• Items from a dataset:
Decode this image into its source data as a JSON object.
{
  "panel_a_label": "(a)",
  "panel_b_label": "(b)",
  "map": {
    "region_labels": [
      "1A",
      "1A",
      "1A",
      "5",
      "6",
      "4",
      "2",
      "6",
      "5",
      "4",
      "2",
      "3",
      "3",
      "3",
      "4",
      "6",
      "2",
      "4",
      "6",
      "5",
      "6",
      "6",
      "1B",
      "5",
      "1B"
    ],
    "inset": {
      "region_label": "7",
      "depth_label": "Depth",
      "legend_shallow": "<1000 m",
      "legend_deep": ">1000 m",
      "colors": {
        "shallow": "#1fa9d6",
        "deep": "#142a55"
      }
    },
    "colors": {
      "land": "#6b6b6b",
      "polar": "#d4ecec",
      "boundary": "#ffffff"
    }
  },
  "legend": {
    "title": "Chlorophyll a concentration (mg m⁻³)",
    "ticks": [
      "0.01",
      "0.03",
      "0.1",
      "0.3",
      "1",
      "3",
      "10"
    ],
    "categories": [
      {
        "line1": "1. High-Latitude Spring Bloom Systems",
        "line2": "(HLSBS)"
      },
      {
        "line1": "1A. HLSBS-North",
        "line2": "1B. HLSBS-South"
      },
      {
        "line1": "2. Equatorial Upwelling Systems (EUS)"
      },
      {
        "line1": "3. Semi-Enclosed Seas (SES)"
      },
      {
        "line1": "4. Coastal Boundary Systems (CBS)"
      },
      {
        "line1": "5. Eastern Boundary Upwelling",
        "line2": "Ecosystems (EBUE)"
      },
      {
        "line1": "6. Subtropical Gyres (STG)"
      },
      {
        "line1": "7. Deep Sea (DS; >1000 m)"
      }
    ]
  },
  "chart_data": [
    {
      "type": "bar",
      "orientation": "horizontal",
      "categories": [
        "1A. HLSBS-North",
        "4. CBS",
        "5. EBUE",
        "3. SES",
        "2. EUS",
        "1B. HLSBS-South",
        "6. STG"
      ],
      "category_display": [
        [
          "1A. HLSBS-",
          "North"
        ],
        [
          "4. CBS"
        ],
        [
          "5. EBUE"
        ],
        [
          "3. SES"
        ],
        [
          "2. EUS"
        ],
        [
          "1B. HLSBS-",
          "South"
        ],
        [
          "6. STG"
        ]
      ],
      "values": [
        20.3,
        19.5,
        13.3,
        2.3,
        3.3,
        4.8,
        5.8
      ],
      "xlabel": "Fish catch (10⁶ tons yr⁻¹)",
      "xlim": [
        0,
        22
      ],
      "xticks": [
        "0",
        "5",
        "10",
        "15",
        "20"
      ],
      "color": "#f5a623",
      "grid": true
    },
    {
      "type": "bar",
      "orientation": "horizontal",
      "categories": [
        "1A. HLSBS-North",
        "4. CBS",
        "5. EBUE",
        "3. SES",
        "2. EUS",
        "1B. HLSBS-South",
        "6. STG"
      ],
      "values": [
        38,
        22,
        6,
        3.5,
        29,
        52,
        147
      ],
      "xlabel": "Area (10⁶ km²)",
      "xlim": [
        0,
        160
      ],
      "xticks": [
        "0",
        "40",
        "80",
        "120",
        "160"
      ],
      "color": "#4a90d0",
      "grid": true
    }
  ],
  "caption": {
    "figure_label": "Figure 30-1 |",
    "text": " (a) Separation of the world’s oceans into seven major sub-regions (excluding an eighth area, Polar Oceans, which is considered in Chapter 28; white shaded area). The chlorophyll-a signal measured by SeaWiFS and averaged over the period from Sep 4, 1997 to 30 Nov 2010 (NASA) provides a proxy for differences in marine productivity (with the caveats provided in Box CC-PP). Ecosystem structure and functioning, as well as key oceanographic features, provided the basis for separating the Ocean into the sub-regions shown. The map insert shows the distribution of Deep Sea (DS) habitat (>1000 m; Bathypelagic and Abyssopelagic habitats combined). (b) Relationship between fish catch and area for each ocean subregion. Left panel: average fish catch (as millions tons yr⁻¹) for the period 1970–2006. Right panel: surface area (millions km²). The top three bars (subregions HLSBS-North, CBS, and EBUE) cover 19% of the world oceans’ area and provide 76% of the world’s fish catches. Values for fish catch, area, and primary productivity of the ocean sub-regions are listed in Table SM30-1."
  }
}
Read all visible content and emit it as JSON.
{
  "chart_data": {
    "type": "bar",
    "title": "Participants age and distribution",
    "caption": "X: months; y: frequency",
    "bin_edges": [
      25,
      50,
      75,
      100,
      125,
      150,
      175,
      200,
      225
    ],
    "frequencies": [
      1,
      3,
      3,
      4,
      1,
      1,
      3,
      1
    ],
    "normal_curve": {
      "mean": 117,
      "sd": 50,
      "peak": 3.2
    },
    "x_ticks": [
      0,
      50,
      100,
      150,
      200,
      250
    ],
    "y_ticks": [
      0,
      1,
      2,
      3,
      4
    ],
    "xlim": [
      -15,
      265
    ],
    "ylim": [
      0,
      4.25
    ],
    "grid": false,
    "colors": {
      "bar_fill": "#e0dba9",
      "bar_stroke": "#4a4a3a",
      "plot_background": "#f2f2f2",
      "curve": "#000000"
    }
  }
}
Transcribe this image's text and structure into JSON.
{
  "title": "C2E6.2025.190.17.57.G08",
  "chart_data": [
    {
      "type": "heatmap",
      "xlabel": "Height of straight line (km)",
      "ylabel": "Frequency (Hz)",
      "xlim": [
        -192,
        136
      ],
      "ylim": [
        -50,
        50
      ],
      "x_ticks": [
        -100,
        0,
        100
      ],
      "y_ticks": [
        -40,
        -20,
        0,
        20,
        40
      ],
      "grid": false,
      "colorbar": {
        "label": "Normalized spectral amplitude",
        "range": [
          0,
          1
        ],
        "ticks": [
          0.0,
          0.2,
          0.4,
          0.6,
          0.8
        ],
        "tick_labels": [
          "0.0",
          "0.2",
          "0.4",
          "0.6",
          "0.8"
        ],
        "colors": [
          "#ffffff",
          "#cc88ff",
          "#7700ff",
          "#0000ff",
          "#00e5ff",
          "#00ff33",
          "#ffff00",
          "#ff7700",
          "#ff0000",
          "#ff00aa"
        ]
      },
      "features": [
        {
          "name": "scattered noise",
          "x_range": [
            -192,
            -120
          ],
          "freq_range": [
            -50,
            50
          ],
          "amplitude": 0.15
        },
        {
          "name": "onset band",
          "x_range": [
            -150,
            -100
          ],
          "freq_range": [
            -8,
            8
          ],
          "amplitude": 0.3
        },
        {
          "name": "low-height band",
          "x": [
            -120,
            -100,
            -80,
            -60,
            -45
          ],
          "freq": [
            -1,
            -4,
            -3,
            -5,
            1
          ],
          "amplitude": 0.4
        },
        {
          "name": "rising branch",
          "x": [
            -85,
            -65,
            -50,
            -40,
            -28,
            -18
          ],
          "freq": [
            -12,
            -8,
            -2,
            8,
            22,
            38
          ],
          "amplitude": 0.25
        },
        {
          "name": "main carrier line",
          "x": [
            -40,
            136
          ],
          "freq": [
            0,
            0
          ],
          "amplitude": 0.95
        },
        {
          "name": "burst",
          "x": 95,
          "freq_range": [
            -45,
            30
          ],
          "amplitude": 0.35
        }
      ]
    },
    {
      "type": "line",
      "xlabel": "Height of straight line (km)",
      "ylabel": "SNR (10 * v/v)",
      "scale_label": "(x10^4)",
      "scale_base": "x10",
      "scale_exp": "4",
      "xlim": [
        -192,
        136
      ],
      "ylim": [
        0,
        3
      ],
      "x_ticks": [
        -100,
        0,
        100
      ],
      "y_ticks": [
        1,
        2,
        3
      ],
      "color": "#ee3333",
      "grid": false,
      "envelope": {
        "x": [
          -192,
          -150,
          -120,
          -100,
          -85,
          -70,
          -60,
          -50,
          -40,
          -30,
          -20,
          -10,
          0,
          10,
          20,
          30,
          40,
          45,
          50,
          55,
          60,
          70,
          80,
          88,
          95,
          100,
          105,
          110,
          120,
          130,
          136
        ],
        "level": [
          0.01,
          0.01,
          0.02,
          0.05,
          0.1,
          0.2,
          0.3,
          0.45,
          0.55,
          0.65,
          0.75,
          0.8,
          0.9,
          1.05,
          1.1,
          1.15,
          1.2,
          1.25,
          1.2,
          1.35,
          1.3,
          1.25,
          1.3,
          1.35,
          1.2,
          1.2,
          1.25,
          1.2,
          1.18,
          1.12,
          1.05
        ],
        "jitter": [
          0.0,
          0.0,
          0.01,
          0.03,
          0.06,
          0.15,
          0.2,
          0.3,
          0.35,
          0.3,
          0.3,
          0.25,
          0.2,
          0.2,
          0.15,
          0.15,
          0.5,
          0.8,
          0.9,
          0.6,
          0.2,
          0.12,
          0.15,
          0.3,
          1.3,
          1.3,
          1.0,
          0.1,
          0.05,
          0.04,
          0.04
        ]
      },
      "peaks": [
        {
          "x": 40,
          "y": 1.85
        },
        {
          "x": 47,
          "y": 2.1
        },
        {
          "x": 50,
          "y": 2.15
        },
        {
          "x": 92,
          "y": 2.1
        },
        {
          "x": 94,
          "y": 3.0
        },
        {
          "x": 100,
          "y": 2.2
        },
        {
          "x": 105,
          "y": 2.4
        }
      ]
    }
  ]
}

• Given exercise:
Read the lines above. Gather those in which the string "catch" is found.

• Result below:
      "xlabel": "Fish catch (10⁶ tons yr⁻¹)",
    "text": " (a) Separation of the world’s oceans into seven major sub-regions (excluding an eighth area, Polar Oceans, which is considered in Chapter 28; white shaded area). The chlorophyll-a signal measured by SeaWiFS and averaged over the period from Sep 4, 1997 to 30 Nov 2010 (NASA) provides a proxy for differences in marine productivity (with the caveats provided in Box CC-PP). Ecosystem structure and functioning, as well as key oceanographic features, provided the basis for separating the Ocean into the sub-regions shown. The map insert shows the distribution of Deep Sea (DS) habitat (>1000 m; Bathypelagic and Abyssopelagic habitats combined). (b) Relationship between fish catch and area for each ocean subregion. Left panel: average fish catch (as millions tons yr⁻¹) for the period 1970–2006. Right panel: surface area (millions km²). The top three bars (subregions HLSBS-North, CBS, and EBUE) cover 19% of the world oceans’ area and provide 76% of the world’s fish catches. Values for fish catch, area, and primary productivity of the ocean sub-regions are listed in Table SM30-1."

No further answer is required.